Exercise materials |
:::

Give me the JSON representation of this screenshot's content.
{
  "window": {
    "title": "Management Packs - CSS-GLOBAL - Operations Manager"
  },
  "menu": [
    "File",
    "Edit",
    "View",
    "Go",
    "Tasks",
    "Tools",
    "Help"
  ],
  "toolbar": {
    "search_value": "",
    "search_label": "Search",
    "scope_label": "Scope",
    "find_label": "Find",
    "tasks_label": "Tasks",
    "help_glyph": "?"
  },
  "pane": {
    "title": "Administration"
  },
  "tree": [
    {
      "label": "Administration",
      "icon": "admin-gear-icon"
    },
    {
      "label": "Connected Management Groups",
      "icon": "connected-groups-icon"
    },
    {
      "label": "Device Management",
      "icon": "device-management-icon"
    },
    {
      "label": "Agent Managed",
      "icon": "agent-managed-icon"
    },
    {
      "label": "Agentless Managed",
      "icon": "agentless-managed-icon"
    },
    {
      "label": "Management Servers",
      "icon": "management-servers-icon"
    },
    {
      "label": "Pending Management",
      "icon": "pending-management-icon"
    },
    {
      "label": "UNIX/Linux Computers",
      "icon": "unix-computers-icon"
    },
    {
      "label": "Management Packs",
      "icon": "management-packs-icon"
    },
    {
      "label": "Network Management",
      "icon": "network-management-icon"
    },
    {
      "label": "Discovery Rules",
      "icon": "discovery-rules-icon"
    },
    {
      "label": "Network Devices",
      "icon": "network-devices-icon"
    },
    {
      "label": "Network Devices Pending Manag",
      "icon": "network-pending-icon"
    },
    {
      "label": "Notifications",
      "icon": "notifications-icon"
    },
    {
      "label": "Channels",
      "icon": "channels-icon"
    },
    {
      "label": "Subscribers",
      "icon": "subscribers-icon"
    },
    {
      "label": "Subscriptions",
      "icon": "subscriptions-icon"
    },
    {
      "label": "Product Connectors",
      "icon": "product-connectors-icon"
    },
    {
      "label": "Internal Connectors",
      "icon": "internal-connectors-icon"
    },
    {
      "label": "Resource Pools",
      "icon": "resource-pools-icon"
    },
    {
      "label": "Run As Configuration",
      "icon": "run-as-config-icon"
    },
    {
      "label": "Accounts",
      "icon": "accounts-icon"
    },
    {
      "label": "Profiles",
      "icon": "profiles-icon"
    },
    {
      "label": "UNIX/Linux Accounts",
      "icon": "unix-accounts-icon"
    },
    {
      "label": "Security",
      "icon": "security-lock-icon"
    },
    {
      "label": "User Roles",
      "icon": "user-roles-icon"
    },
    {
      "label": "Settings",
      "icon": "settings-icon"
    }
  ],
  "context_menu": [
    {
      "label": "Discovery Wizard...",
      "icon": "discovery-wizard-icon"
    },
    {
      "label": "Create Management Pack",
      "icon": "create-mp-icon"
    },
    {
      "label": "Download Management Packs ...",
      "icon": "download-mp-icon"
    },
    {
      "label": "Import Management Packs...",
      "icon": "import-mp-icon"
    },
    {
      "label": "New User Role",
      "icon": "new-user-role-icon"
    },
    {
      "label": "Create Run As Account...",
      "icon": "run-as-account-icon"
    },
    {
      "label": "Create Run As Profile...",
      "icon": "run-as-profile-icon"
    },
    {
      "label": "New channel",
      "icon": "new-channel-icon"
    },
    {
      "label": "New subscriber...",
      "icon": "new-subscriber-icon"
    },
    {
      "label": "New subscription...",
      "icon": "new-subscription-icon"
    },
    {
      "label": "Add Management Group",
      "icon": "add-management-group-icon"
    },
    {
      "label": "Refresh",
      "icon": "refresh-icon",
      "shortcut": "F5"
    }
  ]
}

:::

Exercise directions | Only the number is needed: state how many lines in the listing contain "Administration".

Expected output | 2